[Source records]

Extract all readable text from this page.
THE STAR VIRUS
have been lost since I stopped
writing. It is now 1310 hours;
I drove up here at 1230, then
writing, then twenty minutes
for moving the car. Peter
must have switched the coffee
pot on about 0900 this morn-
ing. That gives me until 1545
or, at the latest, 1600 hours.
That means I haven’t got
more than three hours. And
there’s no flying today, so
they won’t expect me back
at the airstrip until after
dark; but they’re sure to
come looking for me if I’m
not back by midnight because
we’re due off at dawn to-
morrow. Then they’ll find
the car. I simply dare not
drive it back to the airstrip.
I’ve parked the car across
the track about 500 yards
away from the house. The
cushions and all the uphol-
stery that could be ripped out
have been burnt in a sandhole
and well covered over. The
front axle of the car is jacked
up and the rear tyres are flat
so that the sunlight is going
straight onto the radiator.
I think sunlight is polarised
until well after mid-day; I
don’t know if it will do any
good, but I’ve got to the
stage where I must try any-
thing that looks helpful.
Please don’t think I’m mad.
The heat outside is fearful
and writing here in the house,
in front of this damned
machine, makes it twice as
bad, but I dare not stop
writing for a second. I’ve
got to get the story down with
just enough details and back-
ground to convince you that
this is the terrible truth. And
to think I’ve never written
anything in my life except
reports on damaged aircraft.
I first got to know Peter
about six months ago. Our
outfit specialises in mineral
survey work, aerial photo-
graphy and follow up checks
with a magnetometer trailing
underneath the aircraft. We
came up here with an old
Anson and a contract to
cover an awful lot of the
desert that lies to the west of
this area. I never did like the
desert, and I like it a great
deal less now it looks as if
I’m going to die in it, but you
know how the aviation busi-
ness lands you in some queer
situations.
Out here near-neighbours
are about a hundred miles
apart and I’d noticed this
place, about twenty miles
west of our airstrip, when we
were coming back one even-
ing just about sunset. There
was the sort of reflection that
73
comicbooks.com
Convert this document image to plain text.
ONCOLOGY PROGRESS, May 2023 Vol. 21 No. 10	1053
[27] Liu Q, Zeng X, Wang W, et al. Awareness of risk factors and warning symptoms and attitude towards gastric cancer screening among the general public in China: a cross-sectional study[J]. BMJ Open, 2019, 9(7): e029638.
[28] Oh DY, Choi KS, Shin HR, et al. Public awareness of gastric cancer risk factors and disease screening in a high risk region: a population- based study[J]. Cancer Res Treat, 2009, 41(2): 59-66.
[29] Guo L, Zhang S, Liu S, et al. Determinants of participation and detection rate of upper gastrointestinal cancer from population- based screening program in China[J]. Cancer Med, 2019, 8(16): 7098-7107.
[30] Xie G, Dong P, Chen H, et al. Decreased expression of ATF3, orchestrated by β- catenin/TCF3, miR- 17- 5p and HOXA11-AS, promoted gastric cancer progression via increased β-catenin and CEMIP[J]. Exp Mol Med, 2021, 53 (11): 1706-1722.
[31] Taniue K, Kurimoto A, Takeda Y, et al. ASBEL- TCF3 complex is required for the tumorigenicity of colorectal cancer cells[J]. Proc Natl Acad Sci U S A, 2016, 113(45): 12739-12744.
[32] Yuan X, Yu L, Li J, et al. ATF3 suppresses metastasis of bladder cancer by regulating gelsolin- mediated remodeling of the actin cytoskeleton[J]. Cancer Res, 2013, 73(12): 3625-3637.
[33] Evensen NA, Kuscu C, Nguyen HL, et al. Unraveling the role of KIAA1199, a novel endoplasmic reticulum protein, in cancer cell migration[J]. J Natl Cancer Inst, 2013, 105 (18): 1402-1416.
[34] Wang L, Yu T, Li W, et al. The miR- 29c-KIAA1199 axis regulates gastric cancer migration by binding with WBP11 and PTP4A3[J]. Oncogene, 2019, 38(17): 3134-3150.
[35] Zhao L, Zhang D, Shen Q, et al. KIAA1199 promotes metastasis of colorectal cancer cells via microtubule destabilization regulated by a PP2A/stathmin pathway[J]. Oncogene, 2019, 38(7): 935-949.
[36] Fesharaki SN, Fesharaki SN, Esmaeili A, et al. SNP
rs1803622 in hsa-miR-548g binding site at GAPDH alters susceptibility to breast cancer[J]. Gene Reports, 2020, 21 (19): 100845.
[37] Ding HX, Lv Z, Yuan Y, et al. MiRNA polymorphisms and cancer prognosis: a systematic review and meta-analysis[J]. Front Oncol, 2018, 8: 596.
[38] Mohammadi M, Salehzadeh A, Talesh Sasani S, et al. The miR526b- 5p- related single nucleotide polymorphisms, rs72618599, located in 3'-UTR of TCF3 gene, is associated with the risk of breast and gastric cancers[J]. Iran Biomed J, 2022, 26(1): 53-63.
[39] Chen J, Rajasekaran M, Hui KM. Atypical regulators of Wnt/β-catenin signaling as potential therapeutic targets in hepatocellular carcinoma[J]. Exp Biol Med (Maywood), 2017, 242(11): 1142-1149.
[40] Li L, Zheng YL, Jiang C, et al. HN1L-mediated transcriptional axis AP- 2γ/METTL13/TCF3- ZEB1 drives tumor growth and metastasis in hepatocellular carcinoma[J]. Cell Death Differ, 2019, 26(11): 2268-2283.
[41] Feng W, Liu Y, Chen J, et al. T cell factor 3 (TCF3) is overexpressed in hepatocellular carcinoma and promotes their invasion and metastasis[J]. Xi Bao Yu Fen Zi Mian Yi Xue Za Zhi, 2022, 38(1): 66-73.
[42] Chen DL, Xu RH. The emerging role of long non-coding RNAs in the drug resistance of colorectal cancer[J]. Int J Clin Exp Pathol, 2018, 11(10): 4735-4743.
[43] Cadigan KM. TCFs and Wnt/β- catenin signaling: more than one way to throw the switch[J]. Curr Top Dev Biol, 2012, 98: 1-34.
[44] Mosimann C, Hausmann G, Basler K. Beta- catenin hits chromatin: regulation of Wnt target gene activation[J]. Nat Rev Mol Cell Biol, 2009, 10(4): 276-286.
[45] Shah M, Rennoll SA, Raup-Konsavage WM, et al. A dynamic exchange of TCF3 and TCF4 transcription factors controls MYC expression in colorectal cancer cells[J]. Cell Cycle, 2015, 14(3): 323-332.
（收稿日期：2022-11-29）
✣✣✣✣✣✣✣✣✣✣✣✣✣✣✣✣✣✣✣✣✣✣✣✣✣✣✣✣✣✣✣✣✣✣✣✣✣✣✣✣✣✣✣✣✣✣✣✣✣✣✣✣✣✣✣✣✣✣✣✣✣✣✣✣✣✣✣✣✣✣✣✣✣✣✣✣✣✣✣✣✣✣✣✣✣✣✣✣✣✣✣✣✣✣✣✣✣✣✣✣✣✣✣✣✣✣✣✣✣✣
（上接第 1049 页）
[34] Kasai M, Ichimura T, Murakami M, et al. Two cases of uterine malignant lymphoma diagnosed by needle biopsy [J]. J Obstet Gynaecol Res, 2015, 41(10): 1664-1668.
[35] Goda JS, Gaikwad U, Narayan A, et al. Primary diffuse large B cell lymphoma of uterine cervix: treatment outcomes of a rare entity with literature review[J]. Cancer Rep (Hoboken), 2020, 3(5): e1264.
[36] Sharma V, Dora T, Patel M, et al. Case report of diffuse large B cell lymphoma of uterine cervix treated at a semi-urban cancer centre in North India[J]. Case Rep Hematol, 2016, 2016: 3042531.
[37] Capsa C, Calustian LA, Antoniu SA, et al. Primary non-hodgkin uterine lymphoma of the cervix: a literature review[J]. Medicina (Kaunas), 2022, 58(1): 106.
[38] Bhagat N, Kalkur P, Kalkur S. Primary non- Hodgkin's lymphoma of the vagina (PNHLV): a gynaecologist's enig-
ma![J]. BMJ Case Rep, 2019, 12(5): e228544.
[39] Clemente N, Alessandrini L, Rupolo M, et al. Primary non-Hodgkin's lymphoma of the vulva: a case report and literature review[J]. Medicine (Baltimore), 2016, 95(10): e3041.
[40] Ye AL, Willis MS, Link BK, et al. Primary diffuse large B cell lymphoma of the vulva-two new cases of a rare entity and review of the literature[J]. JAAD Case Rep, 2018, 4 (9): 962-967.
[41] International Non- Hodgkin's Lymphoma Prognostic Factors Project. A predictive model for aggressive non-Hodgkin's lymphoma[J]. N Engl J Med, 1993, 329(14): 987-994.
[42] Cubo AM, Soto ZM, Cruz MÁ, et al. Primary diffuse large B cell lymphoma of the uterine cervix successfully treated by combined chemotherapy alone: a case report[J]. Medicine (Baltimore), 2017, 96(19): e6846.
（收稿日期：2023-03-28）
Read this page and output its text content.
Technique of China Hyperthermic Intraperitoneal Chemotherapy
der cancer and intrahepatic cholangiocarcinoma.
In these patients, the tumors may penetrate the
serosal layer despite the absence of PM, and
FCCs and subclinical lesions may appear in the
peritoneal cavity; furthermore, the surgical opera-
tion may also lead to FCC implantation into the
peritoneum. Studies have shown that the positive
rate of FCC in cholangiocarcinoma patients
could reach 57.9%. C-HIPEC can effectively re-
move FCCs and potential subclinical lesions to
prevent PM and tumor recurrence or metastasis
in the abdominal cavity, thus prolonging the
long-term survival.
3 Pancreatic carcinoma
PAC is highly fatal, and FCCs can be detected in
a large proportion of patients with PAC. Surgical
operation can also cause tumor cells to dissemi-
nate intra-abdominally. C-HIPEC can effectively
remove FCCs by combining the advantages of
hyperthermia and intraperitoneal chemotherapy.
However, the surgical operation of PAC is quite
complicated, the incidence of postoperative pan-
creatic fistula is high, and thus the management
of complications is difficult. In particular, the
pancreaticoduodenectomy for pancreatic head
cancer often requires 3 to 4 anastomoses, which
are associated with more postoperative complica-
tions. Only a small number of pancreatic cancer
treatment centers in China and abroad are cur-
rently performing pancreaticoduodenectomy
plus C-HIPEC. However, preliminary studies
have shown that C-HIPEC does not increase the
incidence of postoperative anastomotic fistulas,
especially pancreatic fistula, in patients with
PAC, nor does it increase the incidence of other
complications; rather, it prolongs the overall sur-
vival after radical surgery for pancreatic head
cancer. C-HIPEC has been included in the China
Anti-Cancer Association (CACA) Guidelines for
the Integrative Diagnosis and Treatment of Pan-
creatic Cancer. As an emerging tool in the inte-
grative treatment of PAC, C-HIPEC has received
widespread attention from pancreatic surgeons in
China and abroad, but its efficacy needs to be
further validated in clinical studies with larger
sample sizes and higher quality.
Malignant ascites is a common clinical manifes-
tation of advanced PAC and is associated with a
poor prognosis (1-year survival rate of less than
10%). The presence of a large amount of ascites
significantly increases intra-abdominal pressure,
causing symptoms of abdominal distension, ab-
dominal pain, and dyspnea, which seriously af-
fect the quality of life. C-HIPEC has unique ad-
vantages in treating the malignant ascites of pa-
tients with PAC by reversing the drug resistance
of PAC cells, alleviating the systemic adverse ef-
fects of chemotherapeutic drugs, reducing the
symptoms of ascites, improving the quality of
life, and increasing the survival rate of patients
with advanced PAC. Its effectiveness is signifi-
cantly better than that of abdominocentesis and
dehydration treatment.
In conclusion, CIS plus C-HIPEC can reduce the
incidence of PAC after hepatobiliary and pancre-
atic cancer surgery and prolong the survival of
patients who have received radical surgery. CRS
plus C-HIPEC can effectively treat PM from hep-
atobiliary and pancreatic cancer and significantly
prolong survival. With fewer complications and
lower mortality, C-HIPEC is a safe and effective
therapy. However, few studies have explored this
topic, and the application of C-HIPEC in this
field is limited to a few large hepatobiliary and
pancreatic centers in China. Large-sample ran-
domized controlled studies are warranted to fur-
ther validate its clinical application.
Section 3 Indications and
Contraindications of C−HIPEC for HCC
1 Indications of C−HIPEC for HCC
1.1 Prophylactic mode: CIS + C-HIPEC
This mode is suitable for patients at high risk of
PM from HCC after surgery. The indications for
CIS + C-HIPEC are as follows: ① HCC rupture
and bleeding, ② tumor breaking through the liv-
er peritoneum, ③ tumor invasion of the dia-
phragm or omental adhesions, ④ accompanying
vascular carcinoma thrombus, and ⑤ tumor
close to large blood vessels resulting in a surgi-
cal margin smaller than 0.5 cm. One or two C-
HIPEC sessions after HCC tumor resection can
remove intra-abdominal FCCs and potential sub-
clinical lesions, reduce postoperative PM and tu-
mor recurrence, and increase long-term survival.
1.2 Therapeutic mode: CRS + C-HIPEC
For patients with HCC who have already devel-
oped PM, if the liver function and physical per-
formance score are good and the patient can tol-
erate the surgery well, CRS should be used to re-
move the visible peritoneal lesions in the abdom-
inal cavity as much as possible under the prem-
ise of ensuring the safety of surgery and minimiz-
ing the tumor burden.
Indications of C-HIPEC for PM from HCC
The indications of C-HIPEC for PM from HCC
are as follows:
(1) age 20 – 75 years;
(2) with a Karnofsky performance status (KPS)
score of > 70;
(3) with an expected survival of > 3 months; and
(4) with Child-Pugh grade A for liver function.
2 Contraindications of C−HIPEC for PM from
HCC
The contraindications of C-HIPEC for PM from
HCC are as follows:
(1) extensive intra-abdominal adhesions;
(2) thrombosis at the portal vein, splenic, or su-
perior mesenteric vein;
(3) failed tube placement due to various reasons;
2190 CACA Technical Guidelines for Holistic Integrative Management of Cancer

TASK INSTRUCTIONS: Return all lines from the data that include the string "months".

RESPONSE TO THE TASK:
about six months ago. Our
(3) with an expected survival of > 3 months; and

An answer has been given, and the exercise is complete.